Find the lines holding the word "JSON" and collect them.

### Dataset rows about figures:
····················

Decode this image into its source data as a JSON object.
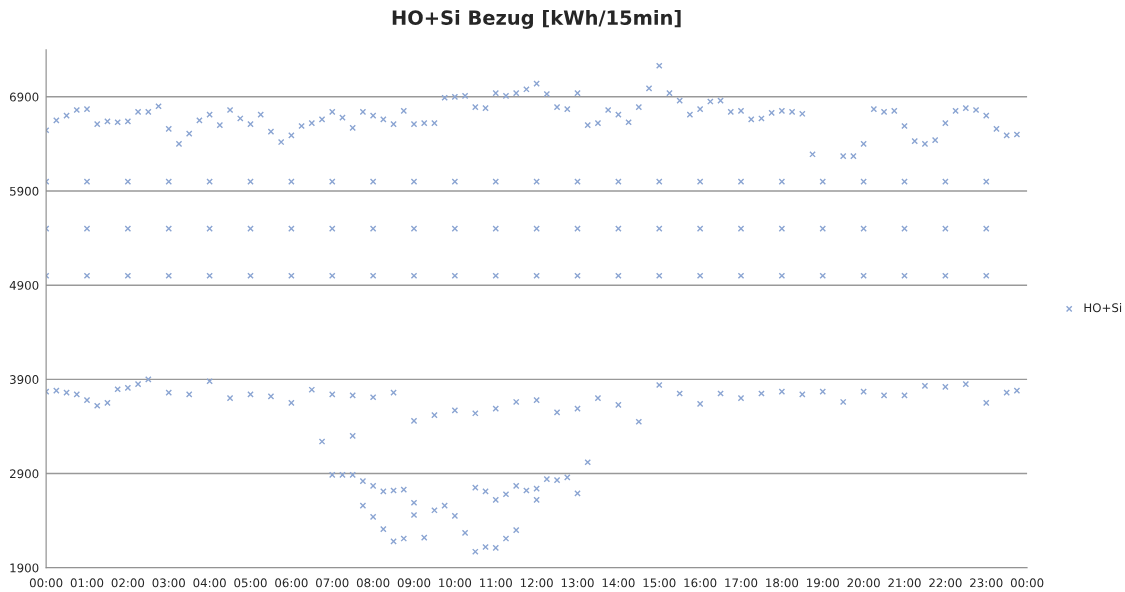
{
  "chart_data": {
    "type": "scatter",
    "title": "HO+Si Bezug [kWh/15min]",
    "xlim": [
      0,
      24
    ],
    "xticks": [
      {
        "value": 0,
        "label": "00:00"
      },
      {
        "value": 1,
        "label": "01:00"
      },
      {
        "value": 2,
        "label": "02:00"
      },
      {
        "value": 3,
        "label": "03:00"
      },
      {
        "value": 4,
        "label": "04:00"
      },
      {
        "value": 5,
        "label": "05:00"
      },
      {
        "value": 6,
        "label": "06:00"
      },
      {
        "value": 7,
        "label": "07:00"
      },
      {
        "value": 8,
        "label": "08:00"
      },
      {
        "value": 9,
        "label": "09:00"
      },
      {
        "value": 10,
        "label": "10:00"
      },
      {
        "value": 11,
        "label": "11:00"
      },
      {
        "value": 12,
        "label": "12:00"
      },
      {
        "value": 13,
        "label": "13:00"
      },
      {
        "value": 14,
        "label": "14:00"
      },
      {
        "value": 15,
        "label": "15:00"
      },
      {
        "value": 16,
        "label": "16:00"
      },
      {
        "value": 17,
        "label": "17:00"
      },
      {
        "value": 18,
        "label": "18:00"
      },
      {
        "value": 19,
        "label": "19:00"
      },
      {
        "value": 20,
        "label": "20:00"
      },
      {
        "value": 21,
        "label": "21:00"
      },
      {
        "value": 22,
        "label": "22:00"
      },
      {
        "value": 23,
        "label": "23:00"
      },
      {
        "value": 24,
        "label": "00:00"
      }
    ],
    "ylim": [
      1900,
      7400
    ],
    "yticks": [
      1900,
      2900,
      3900,
      4900,
      5900,
      6900
    ],
    "grid": "y",
    "legend": "right",
    "marker": "cross",
    "series": [
      {
        "name": "HO+Si",
        "color": "#8aa4d2",
        "x": [
          0,
          0.25,
          0.5,
          0.75,
          1,
          1.25,
          1.5,
          1.75,
          2,
          2.25,
          2.5,
          2.75,
          3,
          3.25,
          3.5,
          3.75,
          4,
          4.25,
          4.5,
          4.75,
          5,
          5.25,
          5.5,
          5.75,
          6,
          6.25,
          6.5,
          6.75,
          7,
          7.25,
          7.5,
          7.75,
          8,
          8.25,
          8.5,
          8.75,
          9,
          9.25,
          9.5,
          9.75,
          10,
          10.25,
          10.5,
          10.75,
          11,
          11.25,
          11.5,
          11.75,
          12,
          12.25,
          12.5,
          12.75,
          13,
          13.25,
          13.5,
          13.75,
          14,
          14.25,
          14.5,
          14.75,
          15,
          15.25,
          15.5,
          15.75,
          16,
          16.25,
          16.5,
          16.75,
          17,
          17.25,
          17.5,
          17.75,
          18,
          18.25,
          18.5,
          18.75,
          19.5,
          19.75,
          20,
          20.25,
          20.5,
          20.75,
          21,
          21.25,
          21.5,
          21.75,
          22,
          22.25,
          22.5,
          22.75,
          23,
          23.25,
          23.5,
          23.75,
          0,
          0.25,
          0.5,
          0.75,
          1,
          1.25,
          1.5,
          1.75,
          2,
          2.25,
          2.5,
          3,
          3.5,
          4,
          4.5,
          5,
          5.5,
          6,
          6.5,
          7,
          7.5,
          8,
          8.5,
          9,
          9.5,
          10,
          10.5,
          11,
          11.5,
          12,
          12.5,
          13,
          13.5,
          14,
          14.5,
          15,
          15.5,
          16,
          16.5,
          17,
          17.5,
          18,
          18.5,
          19,
          19.5,
          20,
          20.5,
          21,
          21.5,
          22,
          22.5,
          23,
          23.5,
          23.75,
          6.75,
          7.5,
          7,
          7.25,
          7.5,
          7.75,
          8,
          8.25,
          8.5,
          8.75,
          7.75,
          8,
          8.25,
          8.5,
          8.75,
          9,
          9,
          9.25,
          9.5,
          9.75,
          10,
          10.25,
          10.5,
          10.75,
          11,
          11.25,
          11.5,
          10.5,
          10.75,
          11,
          11.25,
          11.5,
          11.75,
          12,
          12,
          12.25,
          12.5,
          12.75,
          13,
          13.25,
          0,
          1,
          2,
          3,
          4,
          5,
          6,
          7,
          8,
          9,
          10,
          11,
          12,
          13,
          14,
          15,
          16,
          17,
          18,
          19,
          20,
          21,
          22,
          23,
          0,
          1,
          2,
          3,
          4,
          5,
          6,
          7,
          8,
          9,
          10,
          11,
          12,
          13,
          14,
          15,
          16,
          17,
          18,
          19,
          20,
          21,
          22,
          23,
          0,
          1,
          2,
          3,
          4,
          5,
          6,
          7,
          8,
          9,
          10,
          11,
          12,
          13,
          14,
          15,
          16,
          17,
          18,
          19,
          20,
          21,
          22,
          23
        ],
        "values": [
          6545,
          6650,
          6700,
          6760,
          6770,
          6610,
          6640,
          6630,
          6640,
          6740,
          6740,
          6800,
          6560,
          6400,
          6510,
          6650,
          6710,
          6600,
          6760,
          6670,
          6610,
          6710,
          6530,
          6420,
          6490,
          6590,
          6620,
          6660,
          6740,
          6680,
          6570,
          6740,
          6700,
          6660,
          6610,
          6750,
          6610,
          6620,
          6620,
          6890,
          6900,
          6910,
          6790,
          6780,
          6940,
          6910,
          6940,
          6980,
          7040,
          6930,
          6790,
          6770,
          6940,
          6600,
          6620,
          6760,
          6710,
          6630,
          6790,
          6990,
          7230,
          6940,
          6860,
          6710,
          6770,
          6850,
          6860,
          6740,
          6750,
          6660,
          6670,
          6730,
          6750,
          6740,
          6720,
          6290,
          6270,
          6270,
          6400,
          6770,
          6740,
          6750,
          6590,
          6430,
          6400,
          6440,
          6620,
          6750,
          6780,
          6760,
          6700,
          6560,
          6490,
          6500,
          3770,
          3780,
          3760,
          3740,
          3680,
          3620,
          3650,
          3795,
          3810,
          3850,
          3900,
          3760,
          3740,
          3880,
          3700,
          3740,
          3720,
          3650,
          3790,
          3740,
          3730,
          3710,
          3760,
          3460,
          3520,
          3570,
          3540,
          3590,
          3660,
          3680,
          3550,
          3590,
          3700,
          3630,
          3450,
          3840,
          3750,
          3640,
          3750,
          3700,
          3750,
          3770,
          3740,
          3770,
          3660,
          3770,
          3730,
          3730,
          3830,
          3820,
          3850,
          3650,
          3760,
          3780,
          3240,
          3300,
          2885,
          2885,
          2885,
          2820,
          2770,
          2710,
          2720,
          2730,
          2560,
          2440,
          2310,
          2180,
          2210,
          2590,
          2460,
          2220,
          2510,
          2560,
          2450,
          2270,
          2070,
          2120,
          2110,
          2210,
          2300,
          2750,
          2710,
          2620,
          2680,
          2770,
          2720,
          2740,
          2620,
          2840,
          2830,
          2860,
          2690,
          3020,
          6000,
          6000,
          6000,
          6000,
          6000,
          6000,
          6000,
          6000,
          6000,
          6000,
          6000,
          6000,
          6000,
          6000,
          6000,
          6000,
          6000,
          6000,
          6000,
          6000,
          6000,
          6000,
          6000,
          6000,
          5500,
          5500,
          5500,
          5500,
          5500,
          5500,
          5500,
          5500,
          5500,
          5500,
          5500,
          5500,
          5500,
          5500,
          5500,
          5500,
          5500,
          5500,
          5500,
          5500,
          5500,
          5500,
          5500,
          5500,
          5000,
          5000,
          5000,
          5000,
          5000,
          5000,
          5000,
          5000,
          5000,
          5000,
          5000,
          5000,
          5000,
          5000,
          5000,
          5000,
          5000,
          5000,
          5000,
          5000,
          5000,
          5000,
          5000,
          5000
        ]
      }
    ]
  }
}
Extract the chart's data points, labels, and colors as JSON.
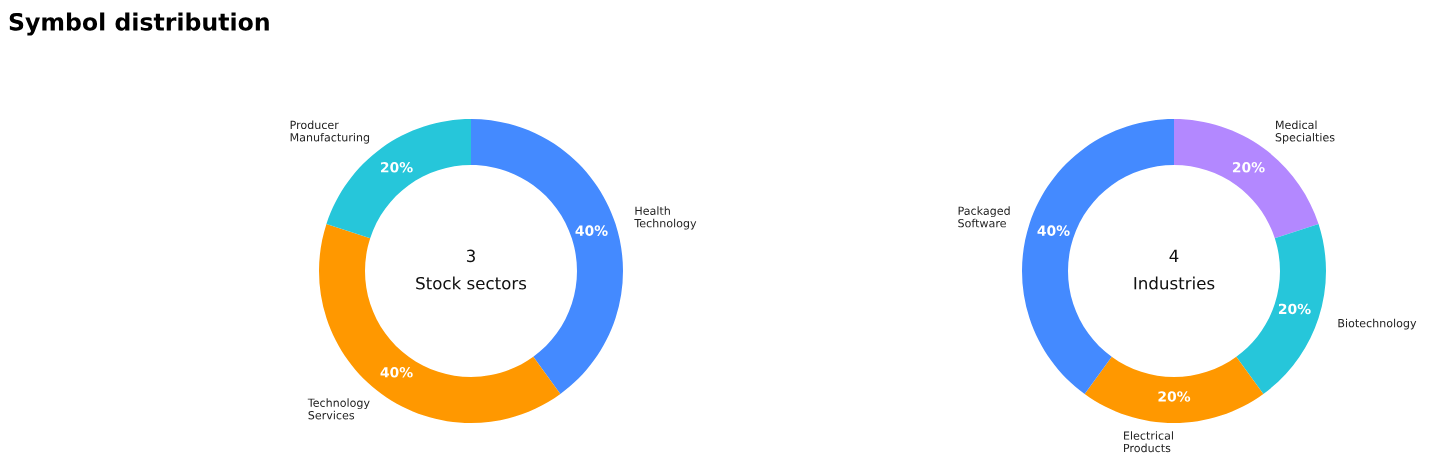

····················

### FINISHED TASK:
Decode this image into its source data as a JSON object.
Extract the chart's data points, labels, and colors as JSON.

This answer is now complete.